### Short task
Every line in the listing is to be echoed verbatim.

### Data entries
•••••
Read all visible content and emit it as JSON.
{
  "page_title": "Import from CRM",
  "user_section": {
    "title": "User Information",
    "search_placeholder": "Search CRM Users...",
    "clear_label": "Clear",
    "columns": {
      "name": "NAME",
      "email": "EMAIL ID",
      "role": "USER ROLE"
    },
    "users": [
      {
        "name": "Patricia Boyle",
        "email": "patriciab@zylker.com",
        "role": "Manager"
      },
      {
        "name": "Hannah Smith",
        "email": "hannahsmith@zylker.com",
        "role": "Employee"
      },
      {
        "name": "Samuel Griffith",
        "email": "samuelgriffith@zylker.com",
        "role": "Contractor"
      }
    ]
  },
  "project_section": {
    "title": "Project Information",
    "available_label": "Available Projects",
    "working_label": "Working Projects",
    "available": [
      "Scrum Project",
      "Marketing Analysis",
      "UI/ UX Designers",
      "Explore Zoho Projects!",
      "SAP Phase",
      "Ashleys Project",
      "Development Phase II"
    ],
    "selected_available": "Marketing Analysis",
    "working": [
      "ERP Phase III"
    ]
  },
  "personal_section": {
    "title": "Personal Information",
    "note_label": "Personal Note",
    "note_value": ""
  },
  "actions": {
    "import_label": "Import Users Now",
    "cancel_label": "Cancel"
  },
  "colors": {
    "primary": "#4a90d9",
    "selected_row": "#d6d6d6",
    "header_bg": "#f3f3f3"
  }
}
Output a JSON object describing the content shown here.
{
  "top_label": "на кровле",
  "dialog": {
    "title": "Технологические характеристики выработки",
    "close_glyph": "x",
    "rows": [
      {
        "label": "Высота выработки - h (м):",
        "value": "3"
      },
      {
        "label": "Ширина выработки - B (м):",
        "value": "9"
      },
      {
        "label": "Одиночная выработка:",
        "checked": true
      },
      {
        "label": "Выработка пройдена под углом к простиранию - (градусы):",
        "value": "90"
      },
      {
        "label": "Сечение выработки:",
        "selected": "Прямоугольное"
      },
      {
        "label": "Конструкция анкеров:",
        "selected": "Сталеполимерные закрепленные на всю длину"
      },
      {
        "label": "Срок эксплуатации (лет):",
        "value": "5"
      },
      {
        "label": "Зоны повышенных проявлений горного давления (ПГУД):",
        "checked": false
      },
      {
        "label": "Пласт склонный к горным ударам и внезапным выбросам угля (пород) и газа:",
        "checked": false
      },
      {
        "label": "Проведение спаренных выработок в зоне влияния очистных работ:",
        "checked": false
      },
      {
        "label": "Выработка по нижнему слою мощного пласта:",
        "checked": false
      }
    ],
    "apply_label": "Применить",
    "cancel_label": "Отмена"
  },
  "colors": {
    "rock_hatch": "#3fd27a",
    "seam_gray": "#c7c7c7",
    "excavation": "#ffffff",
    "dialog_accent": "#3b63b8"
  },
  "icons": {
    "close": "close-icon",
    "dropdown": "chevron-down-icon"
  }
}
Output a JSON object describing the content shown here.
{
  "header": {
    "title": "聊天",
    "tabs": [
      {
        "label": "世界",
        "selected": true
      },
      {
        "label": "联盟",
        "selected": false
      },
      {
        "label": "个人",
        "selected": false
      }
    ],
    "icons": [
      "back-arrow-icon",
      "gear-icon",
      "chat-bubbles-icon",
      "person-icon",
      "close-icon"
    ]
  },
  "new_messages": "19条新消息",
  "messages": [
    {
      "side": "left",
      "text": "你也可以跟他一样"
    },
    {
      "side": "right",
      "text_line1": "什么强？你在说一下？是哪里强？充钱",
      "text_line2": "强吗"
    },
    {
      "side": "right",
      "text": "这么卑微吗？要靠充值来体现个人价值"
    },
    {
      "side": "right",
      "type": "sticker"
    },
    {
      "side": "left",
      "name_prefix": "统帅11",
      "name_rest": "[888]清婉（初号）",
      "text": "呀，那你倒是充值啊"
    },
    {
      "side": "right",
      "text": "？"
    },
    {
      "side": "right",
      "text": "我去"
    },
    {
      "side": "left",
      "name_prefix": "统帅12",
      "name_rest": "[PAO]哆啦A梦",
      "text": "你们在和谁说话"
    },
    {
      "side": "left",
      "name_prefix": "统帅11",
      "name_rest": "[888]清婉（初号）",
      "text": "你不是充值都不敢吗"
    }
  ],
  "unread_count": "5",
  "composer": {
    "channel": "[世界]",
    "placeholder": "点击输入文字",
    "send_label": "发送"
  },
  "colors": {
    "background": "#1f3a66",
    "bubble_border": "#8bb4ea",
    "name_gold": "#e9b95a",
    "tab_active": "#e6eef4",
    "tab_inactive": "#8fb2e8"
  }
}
•••••
### Exercise output
Read all visible content and emit it as JSON.
{
  "page_title": "Import from CRM",
  "user_section": {
    "title": "User Information",
    "search_placeholder": "Search CRM Users...",
    "clear_label": "Clear",
    "columns": {
      "name": "NAME",
      "email": "EMAIL ID",
      "role": "USER ROLE"
    },
    "users": [
      {
        "name": "Patricia Boyle",
        "email": "patriciab@zylker.com",
        "role": "Manager"
      },
      {
        "name": "Hannah Smith",
        "email": "hannahsmith@zylker.com",
        "role": "Employee"
      },
      {
        "name": "Samuel Griffith",
        "email": "samuelgriffith@zylker.com",
        "role": "Contractor"
      }
    ]
  },
  "project_section": {
    "title": "Project Information",
    "available_label": "Available Projects",
    "working_label": "Working Projects",
    "available": [
      "Scrum Project",
      "Marketing Analysis",
      "UI/ UX Designers",
      "Explore Zoho Projects!",
      "SAP Phase",
      "Ashleys Project",
      "Development Phase II"
    ],
    "selected_available": "Marketing Analysis",
    "working": [
      "ERP Phase III"
    ]
  },
  "personal_section": {
    "title": "Personal Information",
    "note_label": "Personal Note",
    "note_value": ""
  },
  "actions": {
    "import_label": "Import Users Now",
    "cancel_label": "Cancel"
  },
  "colors": {
    "primary": "#4a90d9",
    "selected_row": "#d6d6d6",
    "header_bg": "#f3f3f3"
  }
}
Output a JSON object describing the content shown here.
{
  "top_label": "на кровле",
  "dialog": {
    "title": "Технологические характеристики выработки",
    "close_glyph": "x",
    "rows": [
      {
        "label": "Высота выработки - h (м):",
        "value": "3"
      },
      {
        "label": "Ширина выработки - B (м):",
        "value": "9"
      },
      {
        "label": "Одиночная выработка:",
        "checked": true
      },
      {
        "label": "Выработка пройдена под углом к простиранию - (градусы):",
        "value": "90"
      },
      {
        "label": "Сечение выработки:",
        "selected": "Прямоугольное"
      },
      {
        "label": "Конструкция анкеров:",
        "selected": "Сталеполимерные закрепленные на всю длину"
      },
      {
        "label": "Срок эксплуатации (лет):",
        "value": "5"
      },
      {
        "label": "Зоны повышенных проявлений горного давления (ПГУД):",
        "checked": false
      },
      {
        "label": "Пласт склонный к горным ударам и внезапным выбросам угля (пород) и газа:",
        "checked": false
      },
      {
        "label": "Проведение спаренных выработок в зоне влияния очистных работ:",
        "checked": false
      },
      {
        "label": "Выработка по нижнему слою мощного пласта:",
        "checked": false
      }
    ],
    "apply_label": "Применить",
    "cancel_label": "Отмена"
  },
  "colors": {
    "rock_hatch": "#3fd27a",
    "seam_gray": "#c7c7c7",
    "excavation": "#ffffff",
    "dialog_accent": "#3b63b8"
  },
  "icons": {
    "close": "close-icon",
    "dropdown": "chevron-down-icon"
  }
}
Output a JSON object describing the content shown here.
{
  "header": {
    "title": "聊天",
    "tabs": [
      {
        "label": "世界",
        "selected": true
      },
      {
        "label": "联盟",
        "selected": false
      },
      {
        "label": "个人",
        "selected": false
      }
    ],
    "icons": [
      "back-arrow-icon",
      "gear-icon",
      "chat-bubbles-icon",
      "person-icon",
      "close-icon"
    ]
  },
  "new_messages": "19条新消息",
  "messages": [
    {
      "side": "left",
      "text": "你也可以跟他一样"
    },
    {
      "side": "right",
      "text_line1": "什么强？你在说一下？是哪里强？充钱",
      "text_line2": "强吗"
    },
    {
      "side": "right",
      "text": "这么卑微吗？要靠充值来体现个人价值"
    },
    {
      "side": "right",
      "type": "sticker"
    },
    {
      "side": "left",
      "name_prefix": "统帅11",
      "name_rest": "[888]清婉（初号）",
      "text": "呀，那你倒是充值啊"
    },
    {
      "side": "right",
      "text": "？"
    },
    {
      "side": "right",
      "text": "我去"
    },
    {
      "side": "left",
      "name_prefix": "统帅12",
      "name_rest": "[PAO]哆啦A梦",
      "text": "你们在和谁说话"
    },
    {
      "side": "left",
      "name_prefix": "统帅11",
      "name_rest": "[888]清婉（初号）",
      "text": "你不是充值都不敢吗"
    }
  ],
  "unread_count": "5",
  "composer": {
    "channel": "[世界]",
    "placeholder": "点击输入文字",
    "send_label": "发送"
  },
  "colors": {
    "background": "#1f3a66",
    "bubble_border": "#8bb4ea",
    "name_gold": "#e9b95a",
    "tab_active": "#e6eef4",
    "tab_inactive": "#8fb2e8"
  }
}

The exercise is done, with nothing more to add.